→ Stated goal:
Hunt for the word "Accounts" across the entries below, copying each line that holds it.
***
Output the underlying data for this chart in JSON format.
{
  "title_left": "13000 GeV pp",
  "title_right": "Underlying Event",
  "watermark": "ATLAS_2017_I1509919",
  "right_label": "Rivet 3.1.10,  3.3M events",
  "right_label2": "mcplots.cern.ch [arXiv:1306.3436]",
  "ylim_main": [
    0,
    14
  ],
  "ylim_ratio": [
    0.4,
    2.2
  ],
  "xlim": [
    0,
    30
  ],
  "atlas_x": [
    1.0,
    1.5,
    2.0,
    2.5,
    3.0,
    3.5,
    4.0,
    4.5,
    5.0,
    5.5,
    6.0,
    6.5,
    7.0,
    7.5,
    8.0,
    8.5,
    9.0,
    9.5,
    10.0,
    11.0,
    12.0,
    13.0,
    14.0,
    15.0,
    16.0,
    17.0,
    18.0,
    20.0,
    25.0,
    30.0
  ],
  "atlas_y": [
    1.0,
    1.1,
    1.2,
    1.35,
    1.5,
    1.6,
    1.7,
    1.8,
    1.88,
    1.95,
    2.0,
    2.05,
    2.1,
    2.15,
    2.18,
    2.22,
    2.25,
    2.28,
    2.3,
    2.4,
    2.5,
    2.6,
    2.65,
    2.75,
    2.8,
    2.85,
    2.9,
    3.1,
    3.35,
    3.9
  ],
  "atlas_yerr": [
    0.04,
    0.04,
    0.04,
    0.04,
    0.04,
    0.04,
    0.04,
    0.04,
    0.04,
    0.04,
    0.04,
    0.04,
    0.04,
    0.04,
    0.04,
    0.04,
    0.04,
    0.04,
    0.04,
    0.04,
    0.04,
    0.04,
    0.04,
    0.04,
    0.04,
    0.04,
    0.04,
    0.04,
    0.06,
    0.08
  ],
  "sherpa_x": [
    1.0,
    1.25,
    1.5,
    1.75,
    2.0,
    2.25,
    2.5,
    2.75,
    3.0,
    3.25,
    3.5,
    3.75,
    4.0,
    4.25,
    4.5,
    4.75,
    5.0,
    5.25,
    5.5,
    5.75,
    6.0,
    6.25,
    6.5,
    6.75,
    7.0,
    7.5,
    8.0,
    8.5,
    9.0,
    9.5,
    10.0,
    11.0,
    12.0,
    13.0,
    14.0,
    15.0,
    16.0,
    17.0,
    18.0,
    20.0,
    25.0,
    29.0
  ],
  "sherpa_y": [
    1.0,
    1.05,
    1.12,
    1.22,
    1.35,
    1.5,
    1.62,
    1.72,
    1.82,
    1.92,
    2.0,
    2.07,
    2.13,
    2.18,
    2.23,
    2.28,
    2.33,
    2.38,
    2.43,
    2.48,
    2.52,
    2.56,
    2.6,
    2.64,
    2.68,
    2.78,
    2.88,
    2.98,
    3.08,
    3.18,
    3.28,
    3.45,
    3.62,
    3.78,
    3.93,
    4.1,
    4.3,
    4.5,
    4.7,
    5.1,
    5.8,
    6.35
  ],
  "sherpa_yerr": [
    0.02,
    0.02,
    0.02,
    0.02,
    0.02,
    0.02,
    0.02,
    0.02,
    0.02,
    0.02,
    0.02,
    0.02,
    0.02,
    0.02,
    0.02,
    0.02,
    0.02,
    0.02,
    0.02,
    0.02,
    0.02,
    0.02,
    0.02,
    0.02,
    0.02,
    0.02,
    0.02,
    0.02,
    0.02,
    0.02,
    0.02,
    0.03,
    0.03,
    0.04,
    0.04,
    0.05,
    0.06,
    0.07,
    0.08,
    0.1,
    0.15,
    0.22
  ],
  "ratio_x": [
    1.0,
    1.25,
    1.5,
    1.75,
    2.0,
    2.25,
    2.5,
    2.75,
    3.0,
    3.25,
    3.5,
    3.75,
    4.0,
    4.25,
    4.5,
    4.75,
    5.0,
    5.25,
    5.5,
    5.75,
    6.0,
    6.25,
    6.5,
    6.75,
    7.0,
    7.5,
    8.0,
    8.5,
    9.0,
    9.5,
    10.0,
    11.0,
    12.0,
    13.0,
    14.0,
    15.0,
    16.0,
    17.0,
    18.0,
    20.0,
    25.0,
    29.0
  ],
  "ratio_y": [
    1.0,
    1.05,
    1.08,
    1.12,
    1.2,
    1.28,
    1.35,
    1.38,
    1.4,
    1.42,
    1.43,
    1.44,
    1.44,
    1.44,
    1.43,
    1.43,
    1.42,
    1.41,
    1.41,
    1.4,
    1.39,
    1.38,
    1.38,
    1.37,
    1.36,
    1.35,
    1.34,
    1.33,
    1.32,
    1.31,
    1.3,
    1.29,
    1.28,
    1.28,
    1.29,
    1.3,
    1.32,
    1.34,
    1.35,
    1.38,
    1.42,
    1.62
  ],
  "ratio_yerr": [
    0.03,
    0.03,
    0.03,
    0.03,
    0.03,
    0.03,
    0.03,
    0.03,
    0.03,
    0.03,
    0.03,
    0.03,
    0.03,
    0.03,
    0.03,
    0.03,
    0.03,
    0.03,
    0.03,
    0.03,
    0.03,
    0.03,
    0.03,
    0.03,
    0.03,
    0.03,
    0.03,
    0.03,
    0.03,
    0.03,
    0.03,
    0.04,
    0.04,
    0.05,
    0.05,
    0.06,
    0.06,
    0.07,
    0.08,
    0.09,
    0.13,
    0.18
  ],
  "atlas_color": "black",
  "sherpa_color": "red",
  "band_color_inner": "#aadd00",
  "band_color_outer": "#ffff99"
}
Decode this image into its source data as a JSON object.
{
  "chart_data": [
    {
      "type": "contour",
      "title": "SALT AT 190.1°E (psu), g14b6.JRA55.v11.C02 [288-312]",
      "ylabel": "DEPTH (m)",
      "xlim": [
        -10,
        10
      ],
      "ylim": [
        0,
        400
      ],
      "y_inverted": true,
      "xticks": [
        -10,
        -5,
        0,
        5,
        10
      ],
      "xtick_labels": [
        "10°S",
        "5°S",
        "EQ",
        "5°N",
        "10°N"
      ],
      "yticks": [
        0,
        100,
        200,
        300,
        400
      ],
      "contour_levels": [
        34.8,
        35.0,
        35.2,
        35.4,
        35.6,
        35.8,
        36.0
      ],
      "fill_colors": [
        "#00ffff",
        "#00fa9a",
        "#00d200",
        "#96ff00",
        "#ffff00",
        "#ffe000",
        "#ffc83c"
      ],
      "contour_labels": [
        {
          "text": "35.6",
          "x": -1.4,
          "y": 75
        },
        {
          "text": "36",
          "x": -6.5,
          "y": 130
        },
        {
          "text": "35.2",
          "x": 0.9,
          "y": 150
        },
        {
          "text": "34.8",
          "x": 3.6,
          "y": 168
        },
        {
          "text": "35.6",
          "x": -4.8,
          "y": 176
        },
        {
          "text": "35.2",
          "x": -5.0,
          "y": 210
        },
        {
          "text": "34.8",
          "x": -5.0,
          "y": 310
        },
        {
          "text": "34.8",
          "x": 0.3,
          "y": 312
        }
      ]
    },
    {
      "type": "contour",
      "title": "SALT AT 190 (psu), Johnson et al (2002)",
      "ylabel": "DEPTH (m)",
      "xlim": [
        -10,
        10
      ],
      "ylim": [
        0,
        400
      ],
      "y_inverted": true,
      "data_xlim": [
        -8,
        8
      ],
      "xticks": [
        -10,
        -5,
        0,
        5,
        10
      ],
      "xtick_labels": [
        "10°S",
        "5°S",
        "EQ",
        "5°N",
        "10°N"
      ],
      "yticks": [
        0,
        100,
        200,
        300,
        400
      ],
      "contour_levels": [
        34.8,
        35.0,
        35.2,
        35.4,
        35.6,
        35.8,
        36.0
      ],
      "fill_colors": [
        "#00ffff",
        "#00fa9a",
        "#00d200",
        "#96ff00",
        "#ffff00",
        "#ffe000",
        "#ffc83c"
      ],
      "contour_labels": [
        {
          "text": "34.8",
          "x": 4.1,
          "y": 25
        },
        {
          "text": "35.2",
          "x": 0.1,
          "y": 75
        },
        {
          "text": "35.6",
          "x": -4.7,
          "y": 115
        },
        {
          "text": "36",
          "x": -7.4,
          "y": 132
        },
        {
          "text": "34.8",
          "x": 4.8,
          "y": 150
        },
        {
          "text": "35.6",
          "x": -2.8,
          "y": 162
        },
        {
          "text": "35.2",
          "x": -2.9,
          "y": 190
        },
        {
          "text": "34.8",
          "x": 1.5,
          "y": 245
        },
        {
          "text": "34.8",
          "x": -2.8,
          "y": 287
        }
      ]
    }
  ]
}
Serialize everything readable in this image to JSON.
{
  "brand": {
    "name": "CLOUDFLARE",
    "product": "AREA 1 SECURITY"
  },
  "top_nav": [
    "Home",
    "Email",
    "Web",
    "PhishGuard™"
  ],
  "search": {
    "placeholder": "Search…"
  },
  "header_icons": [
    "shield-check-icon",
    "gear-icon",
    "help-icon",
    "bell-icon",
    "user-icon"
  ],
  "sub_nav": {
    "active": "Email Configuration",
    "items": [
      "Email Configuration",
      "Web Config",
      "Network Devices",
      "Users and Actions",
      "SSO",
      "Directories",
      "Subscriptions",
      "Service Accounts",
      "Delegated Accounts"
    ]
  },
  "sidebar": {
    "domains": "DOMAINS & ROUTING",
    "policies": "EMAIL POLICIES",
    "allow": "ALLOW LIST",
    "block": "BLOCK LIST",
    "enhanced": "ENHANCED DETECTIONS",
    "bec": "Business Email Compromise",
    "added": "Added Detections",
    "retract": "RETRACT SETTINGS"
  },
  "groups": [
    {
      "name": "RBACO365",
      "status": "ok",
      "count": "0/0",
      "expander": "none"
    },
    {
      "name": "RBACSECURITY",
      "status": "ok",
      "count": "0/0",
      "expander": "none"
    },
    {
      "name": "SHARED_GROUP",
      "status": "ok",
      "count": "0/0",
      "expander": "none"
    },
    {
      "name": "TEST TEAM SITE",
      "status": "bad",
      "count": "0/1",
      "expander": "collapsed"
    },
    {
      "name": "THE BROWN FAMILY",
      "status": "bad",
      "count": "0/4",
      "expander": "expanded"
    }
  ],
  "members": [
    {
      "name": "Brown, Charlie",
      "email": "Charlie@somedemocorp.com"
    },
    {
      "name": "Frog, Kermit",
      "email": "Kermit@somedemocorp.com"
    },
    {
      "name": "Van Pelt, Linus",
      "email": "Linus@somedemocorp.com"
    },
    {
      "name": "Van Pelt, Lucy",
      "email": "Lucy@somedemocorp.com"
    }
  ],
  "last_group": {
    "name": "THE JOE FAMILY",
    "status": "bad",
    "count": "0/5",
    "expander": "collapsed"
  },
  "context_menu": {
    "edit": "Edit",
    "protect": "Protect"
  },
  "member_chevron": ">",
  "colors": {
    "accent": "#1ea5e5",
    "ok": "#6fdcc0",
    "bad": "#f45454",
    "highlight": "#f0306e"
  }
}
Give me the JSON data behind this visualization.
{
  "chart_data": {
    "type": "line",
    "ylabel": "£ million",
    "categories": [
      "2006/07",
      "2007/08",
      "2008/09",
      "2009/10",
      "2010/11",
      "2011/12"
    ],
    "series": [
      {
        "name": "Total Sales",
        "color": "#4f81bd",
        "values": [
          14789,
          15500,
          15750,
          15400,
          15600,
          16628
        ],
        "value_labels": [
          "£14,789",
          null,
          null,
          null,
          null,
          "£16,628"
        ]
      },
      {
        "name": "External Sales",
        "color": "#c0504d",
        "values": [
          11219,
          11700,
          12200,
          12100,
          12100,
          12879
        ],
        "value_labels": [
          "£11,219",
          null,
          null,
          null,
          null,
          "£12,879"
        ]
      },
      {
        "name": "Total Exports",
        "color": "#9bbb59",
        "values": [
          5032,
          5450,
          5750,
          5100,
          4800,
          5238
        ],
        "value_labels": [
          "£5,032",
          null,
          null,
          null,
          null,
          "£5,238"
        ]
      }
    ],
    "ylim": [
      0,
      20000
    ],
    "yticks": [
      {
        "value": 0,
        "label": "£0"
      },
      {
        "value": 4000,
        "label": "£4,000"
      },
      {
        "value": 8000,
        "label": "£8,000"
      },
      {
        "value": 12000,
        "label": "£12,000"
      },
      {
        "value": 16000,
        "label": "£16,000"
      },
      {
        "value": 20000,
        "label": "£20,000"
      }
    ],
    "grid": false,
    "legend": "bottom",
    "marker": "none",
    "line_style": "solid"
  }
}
***
→ Answer below:
      "Service Accounts",
      "Delegated Accounts"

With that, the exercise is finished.